■ Listing ■
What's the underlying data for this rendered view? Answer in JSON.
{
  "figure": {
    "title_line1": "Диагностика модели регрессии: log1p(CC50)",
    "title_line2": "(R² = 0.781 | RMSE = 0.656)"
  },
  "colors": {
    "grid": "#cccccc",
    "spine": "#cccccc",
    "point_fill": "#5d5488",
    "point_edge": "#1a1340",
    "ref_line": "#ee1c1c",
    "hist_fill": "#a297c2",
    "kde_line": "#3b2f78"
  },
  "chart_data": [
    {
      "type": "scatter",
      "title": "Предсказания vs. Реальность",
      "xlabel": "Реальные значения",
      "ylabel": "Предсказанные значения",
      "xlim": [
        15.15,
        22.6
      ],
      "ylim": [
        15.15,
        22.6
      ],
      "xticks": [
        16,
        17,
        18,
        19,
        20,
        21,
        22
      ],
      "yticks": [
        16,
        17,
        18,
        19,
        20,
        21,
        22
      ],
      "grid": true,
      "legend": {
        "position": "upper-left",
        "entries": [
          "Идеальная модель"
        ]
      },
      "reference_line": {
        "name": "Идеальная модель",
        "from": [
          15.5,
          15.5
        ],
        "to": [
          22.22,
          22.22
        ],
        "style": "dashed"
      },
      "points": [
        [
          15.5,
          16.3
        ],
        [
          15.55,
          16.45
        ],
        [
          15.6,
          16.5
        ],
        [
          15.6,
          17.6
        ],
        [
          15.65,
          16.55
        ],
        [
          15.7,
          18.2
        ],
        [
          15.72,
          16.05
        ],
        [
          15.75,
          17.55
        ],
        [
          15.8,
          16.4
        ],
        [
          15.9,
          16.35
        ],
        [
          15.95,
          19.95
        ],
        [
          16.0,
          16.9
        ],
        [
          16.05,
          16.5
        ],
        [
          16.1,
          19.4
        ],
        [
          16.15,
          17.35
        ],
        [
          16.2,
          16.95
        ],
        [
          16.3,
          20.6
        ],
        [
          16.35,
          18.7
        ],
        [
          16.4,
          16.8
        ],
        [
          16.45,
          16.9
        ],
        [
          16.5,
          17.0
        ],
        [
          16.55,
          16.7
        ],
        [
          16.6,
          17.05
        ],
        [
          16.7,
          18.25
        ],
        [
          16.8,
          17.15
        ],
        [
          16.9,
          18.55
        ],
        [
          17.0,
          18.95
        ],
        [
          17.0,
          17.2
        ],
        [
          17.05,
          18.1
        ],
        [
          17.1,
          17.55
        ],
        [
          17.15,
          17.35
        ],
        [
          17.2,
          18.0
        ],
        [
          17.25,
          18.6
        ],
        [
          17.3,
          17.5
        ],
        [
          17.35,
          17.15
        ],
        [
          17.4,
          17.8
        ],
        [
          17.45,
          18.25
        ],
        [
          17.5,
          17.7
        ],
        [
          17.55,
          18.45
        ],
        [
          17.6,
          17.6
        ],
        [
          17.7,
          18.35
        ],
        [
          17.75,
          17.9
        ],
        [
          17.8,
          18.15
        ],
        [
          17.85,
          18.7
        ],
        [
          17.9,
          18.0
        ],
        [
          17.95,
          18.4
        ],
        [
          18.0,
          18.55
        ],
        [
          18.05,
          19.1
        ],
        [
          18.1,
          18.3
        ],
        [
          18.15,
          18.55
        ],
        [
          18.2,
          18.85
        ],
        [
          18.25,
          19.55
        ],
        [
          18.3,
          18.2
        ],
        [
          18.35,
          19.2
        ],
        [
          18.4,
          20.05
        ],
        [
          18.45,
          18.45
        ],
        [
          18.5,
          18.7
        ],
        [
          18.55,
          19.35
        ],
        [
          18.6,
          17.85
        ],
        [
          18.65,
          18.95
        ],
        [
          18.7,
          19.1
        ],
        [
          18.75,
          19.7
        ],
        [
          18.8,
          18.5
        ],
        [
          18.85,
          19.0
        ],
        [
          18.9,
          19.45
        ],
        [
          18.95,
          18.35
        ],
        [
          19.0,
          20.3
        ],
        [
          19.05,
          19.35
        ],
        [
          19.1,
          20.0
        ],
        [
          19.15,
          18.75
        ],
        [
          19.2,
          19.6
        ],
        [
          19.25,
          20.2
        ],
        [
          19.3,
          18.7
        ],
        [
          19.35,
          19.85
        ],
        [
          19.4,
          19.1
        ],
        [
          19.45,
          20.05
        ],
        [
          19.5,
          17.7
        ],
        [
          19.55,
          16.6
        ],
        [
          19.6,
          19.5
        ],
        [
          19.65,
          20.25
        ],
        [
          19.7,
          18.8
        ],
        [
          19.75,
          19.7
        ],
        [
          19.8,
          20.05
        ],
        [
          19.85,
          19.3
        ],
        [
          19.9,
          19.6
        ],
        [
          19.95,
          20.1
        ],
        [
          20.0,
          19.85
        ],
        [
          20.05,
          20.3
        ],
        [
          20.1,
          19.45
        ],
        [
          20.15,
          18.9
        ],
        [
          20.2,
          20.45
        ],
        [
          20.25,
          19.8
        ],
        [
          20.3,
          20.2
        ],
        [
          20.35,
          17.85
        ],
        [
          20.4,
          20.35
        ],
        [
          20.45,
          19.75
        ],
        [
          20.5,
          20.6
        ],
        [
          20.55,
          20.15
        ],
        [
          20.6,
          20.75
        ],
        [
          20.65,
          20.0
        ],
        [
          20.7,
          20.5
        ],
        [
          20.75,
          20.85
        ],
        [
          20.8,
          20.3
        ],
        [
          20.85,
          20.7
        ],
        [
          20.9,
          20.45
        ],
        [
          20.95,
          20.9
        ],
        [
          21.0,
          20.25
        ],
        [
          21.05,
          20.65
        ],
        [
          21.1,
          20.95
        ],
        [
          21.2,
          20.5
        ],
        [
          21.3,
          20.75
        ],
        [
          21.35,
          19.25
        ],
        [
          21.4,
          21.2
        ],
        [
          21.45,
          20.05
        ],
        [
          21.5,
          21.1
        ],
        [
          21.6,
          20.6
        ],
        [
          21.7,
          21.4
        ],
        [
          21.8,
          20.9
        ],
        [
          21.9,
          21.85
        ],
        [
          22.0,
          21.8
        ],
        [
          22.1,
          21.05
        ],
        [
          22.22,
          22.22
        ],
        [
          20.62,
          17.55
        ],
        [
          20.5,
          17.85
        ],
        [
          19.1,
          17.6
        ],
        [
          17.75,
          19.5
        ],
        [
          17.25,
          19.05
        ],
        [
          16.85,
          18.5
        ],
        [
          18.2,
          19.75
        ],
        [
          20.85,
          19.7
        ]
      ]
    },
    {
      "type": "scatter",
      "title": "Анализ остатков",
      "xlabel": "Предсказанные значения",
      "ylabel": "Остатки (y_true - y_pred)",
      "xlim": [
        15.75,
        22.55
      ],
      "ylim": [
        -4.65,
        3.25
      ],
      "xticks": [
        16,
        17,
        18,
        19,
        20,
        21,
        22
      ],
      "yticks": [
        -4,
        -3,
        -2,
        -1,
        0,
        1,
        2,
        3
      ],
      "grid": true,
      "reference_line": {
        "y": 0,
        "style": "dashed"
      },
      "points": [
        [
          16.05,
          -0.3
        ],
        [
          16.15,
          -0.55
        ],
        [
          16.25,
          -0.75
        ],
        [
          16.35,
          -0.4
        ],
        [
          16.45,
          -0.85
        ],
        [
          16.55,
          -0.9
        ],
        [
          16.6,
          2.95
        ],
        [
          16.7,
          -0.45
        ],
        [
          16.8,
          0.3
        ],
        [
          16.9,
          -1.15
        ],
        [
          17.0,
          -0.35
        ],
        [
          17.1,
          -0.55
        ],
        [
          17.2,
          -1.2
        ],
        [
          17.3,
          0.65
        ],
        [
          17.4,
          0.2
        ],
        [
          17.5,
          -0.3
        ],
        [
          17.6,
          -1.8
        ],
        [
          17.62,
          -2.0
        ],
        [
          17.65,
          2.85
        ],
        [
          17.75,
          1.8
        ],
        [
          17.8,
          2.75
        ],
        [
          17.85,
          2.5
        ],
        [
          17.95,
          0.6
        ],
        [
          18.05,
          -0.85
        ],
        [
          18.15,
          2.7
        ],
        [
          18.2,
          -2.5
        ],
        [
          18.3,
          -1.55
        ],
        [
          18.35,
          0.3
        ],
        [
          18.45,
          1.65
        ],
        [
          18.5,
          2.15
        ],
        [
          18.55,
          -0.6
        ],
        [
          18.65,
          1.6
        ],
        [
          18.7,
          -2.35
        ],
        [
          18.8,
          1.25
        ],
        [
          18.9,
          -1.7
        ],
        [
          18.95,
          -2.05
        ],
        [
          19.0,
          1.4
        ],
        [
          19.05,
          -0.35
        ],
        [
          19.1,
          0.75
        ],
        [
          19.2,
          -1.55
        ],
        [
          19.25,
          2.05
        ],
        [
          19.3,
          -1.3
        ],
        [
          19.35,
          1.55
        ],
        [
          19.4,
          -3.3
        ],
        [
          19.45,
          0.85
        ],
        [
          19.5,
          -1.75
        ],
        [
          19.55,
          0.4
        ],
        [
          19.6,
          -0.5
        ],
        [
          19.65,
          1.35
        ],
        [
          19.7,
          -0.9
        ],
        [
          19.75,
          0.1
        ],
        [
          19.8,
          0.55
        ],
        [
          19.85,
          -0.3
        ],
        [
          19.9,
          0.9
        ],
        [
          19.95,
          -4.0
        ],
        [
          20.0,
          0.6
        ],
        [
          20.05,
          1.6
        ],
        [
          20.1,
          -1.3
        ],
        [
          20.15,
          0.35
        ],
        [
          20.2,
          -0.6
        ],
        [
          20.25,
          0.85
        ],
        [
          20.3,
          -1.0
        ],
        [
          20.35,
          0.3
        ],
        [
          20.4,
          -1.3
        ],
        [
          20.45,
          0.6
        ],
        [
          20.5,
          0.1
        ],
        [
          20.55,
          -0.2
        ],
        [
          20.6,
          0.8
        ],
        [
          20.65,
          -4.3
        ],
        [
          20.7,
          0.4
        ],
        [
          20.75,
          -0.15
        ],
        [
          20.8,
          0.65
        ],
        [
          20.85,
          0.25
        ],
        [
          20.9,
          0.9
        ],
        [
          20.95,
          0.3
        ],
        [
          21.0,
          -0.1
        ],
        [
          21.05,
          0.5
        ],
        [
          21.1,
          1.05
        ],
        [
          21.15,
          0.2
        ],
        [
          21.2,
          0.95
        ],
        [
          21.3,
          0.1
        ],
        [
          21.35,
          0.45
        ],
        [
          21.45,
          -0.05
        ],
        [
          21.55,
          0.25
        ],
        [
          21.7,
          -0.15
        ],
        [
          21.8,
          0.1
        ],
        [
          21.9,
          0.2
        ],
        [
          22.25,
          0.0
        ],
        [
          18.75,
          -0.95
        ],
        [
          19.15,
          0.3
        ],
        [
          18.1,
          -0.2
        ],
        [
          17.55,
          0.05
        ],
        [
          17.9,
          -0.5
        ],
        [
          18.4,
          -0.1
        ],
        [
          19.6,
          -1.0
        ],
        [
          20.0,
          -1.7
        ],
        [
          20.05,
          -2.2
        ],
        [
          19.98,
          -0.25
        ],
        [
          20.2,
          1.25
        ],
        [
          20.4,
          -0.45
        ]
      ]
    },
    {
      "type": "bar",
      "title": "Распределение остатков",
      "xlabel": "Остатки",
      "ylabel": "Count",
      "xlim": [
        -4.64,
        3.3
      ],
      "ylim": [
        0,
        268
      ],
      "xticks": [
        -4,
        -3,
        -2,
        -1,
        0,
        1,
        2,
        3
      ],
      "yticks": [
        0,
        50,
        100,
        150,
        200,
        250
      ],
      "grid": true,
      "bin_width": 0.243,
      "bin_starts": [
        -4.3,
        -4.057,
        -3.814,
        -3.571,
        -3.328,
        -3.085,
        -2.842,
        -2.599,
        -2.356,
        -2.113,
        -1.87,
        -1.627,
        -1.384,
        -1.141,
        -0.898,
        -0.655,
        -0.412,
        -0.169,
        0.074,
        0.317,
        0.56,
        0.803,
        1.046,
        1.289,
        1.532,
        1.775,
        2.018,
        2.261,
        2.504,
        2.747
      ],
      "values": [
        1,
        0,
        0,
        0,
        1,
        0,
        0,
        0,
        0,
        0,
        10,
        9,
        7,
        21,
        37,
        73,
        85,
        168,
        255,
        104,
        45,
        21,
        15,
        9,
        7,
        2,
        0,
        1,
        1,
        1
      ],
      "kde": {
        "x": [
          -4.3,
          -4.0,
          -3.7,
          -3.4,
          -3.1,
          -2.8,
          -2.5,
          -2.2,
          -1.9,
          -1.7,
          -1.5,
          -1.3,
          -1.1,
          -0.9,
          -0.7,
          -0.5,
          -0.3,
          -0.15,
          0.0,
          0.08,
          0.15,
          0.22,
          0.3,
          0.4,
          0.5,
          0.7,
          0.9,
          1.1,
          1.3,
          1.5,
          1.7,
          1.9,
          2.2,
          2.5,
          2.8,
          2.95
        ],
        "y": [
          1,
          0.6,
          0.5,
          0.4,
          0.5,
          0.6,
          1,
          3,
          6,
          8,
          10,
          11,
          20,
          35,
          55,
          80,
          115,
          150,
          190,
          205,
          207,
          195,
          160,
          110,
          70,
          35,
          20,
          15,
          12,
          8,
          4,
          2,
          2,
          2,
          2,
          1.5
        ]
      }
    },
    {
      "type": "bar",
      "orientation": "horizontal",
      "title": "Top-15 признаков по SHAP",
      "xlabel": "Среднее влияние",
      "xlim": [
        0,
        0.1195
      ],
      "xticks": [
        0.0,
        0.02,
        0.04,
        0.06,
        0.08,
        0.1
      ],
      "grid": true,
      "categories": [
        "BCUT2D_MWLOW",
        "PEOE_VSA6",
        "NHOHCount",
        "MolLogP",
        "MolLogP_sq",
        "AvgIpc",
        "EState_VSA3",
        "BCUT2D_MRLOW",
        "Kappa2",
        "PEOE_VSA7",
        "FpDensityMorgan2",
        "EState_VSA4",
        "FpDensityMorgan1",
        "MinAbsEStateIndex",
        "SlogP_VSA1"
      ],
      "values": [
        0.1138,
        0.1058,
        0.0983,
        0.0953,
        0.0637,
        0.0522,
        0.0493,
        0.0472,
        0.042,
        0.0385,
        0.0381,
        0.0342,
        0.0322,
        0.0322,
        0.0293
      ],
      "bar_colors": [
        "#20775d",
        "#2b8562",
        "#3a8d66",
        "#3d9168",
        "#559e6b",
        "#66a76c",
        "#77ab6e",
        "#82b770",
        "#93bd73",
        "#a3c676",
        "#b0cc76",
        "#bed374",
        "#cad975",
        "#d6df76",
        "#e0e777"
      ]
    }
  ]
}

■ Given exercise ■
Track down all lines above with the string "значения" and copy them.

■ The reply ■
      "xlabel": "Реальные значения",
      "ylabel": "Предсказанные значения",
      "xlabel": "Предсказанные значения",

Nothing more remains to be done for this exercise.